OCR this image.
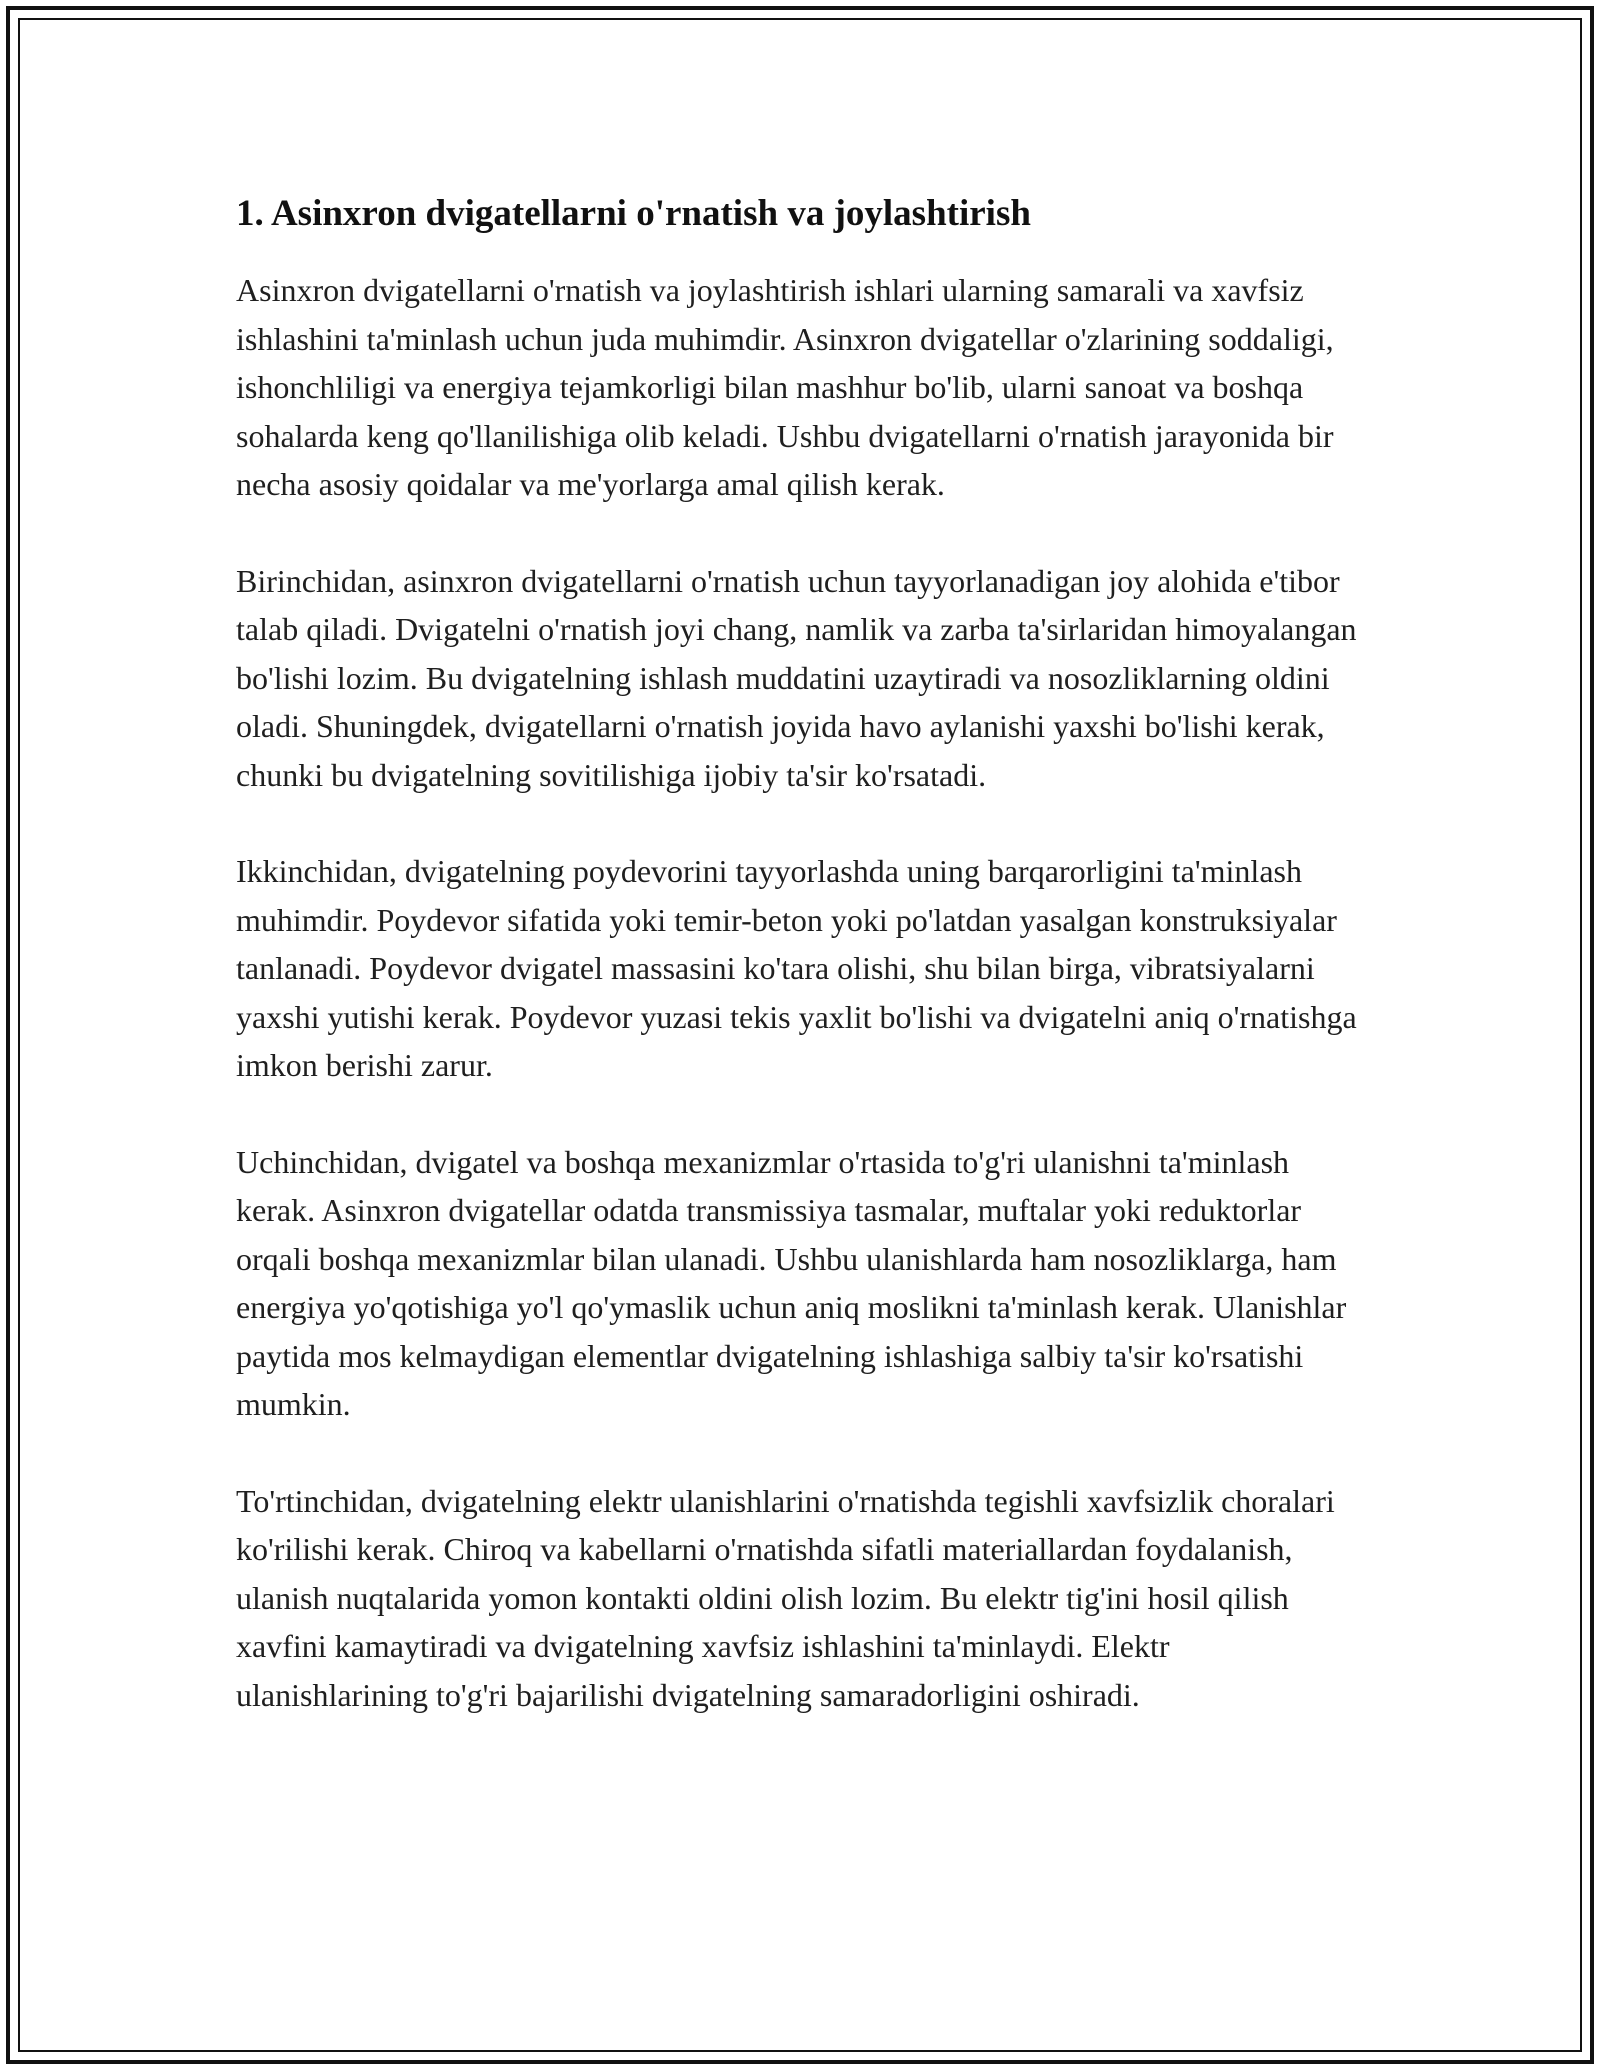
1. Asinxron dvigatellarni o'rnatish va joylashtirish

Asinxron dvigatellarni o'rnatish va joylashtirish ishlari ularning samarali va xavfsiz ishlashini ta'minlash uchun juda muhimdir. Asinxron dvigatellar o'zlarining soddaligi, ishonchliligi va energiya tejamkorligi bilan mashhur bo'lib, ularni sanoat va boshqa sohalarda keng qo'llanilishiga olib keladi. Ushbu dvigatellarni o'rnatish jarayonida bir necha asosiy qoidalar va me'yorlarga amal qilish kerak.

Birinchidan, asinxron dvigatellarni o'rnatish uchun tayyorlanadigan joy alohida e'tibor talab qiladi. Dvigatelni o'rnatish joyi chang, namlik va zarba ta'sirlaridan himoyalangan bo'lishi lozim. Bu dvigatelning ishlash muddatini uzaytiradi va nosozliklarning oldini oladi. Shuningdek, dvigatellarni o'rnatish joyida havo aylanishi yaxshi bo'lishi kerak, chunki bu dvigatelning sovitilishiga ijobiy ta'sir ko'rsatadi.

Ikkinchidan, dvigatelning poydevorini tayyorlashda uning barqarorligini ta'minlash muhimdir. Poydevor sifatida yoki temir-beton yoki po'latdan yasalgan konstruksiyalar tanlanadi. Poydevor dvigatel massasini ko'tara olishi, shu bilan birga, vibratsiyalarni yaxshi yutishi kerak. Poydevor yuzasi tekis yaxlit bo'lishi va dvigatelni aniq o'rnatishga imkon berishi zarur.

Uchinchidan, dvigatel va boshqa mexanizmlar o'rtasida to'g'ri ulanishni ta'minlash kerak. Asinxron dvigatellar odatda transmissiya tasmalar, muftalar yoki reduktorlar orqali boshqa mexanizmlar bilan ulanadi. Ushbu ulanishlarda ham nosozliklarga, ham energiya yo'qotishiga yo'l qo'ymaslik uchun aniq moslikni ta'minlash kerak. Ulanishlar paytida mos kelmaydigan elementlar dvigatelning ishlashiga salbiy ta'sir ko'rsatishi mumkin.

To'rtinchidan, dvigatelning elektr ulanishlarini o'rnatishda tegishli xavfsizlik choralari ko'rilishi kerak. Chiroq va kabellarni o'rnatishda sifatli materiallardan foydalanish, ulanish nuqtalarida yomon kontakti oldini olish lozim. Bu elektr tig'ini hosil qilish xavfini kamaytiradi va dvigatelning xavfsiz ishlashini ta'minlaydi. Elektr ulanishlarining to'g'ri bajarilishi dvigatelning samaradorligini oshiradi.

※ ※ ※

§ **WHAT YOU SHOULD DO**:
Write out the material above once more, exactly as it reads, with no pictures.

§ **THE RESPONSE**:
OCR this image.
1. Asinxron dvigatellarni o'rnatish va joylashtirish

Asinxron dvigatellarni o'rnatish va joylashtirish ishlari ularning samarali va xavfsiz ishlashini ta'minlash uchun juda muhimdir. Asinxron dvigatellar o'zlarining soddaligi, ishonchliligi va energiya tejamkorligi bilan mashhur bo'lib, ularni sanoat va boshqa sohalarda keng qo'llanilishiga olib keladi. Ushbu dvigatellarni o'rnatish jarayonida bir necha asosiy qoidalar va me'yorlarga amal qilish kerak.

Birinchidan, asinxron dvigatellarni o'rnatish uchun tayyorlanadigan joy alohida e'tibor talab qiladi. Dvigatelni o'rnatish joyi chang, namlik va zarba ta'sirlaridan himoyalangan bo'lishi lozim. Bu dvigatelning ishlash muddatini uzaytiradi va nosozliklarning oldini oladi. Shuningdek, dvigatellarni o'rnatish joyida havo aylanishi yaxshi bo'lishi kerak, chunki bu dvigatelning sovitilishiga ijobiy ta'sir ko'rsatadi.

Ikkinchidan, dvigatelning poydevorini tayyorlashda uning barqarorligini ta'minlash muhimdir. Poydevor sifatida yoki temir-beton yoki po'latdan yasalgan konstruksiyalar tanlanadi. Poydevor dvigatel massasini ko'tara olishi, shu bilan birga, vibratsiyalarni yaxshi yutishi kerak. Poydevor yuzasi tekis yaxlit bo'lishi va dvigatelni aniq o'rnatishga imkon berishi zarur.

Uchinchidan, dvigatel va boshqa mexanizmlar o'rtasida to'g'ri ulanishni ta'minlash kerak. Asinxron dvigatellar odatda transmissiya tasmalar, muftalar yoki reduktorlar orqali boshqa mexanizmlar bilan ulanadi. Ushbu ulanishlarda ham nosozliklarga, ham energiya yo'qotishiga yo'l qo'ymaslik uchun aniq moslikni ta'minlash kerak. Ulanishlar paytida mos kelmaydigan elementlar dvigatelning ishlashiga salbiy ta'sir ko'rsatishi mumkin.

To'rtinchidan, dvigatelning elektr ulanishlarini o'rnatishda tegishli xavfsizlik choralari ko'rilishi kerak. Chiroq va kabellarni o'rnatishda sifatli materiallardan foydalanish, ulanish nuqtalarida yomon kontakti oldini olish lozim. Bu elektr tig'ini hosil qilish xavfini kamaytiradi va dvigatelning xavfsiz ishlashini ta'minlaydi. Elektr ulanishlarining to'g'ri bajarilishi dvigatelning samaradorligini oshiradi.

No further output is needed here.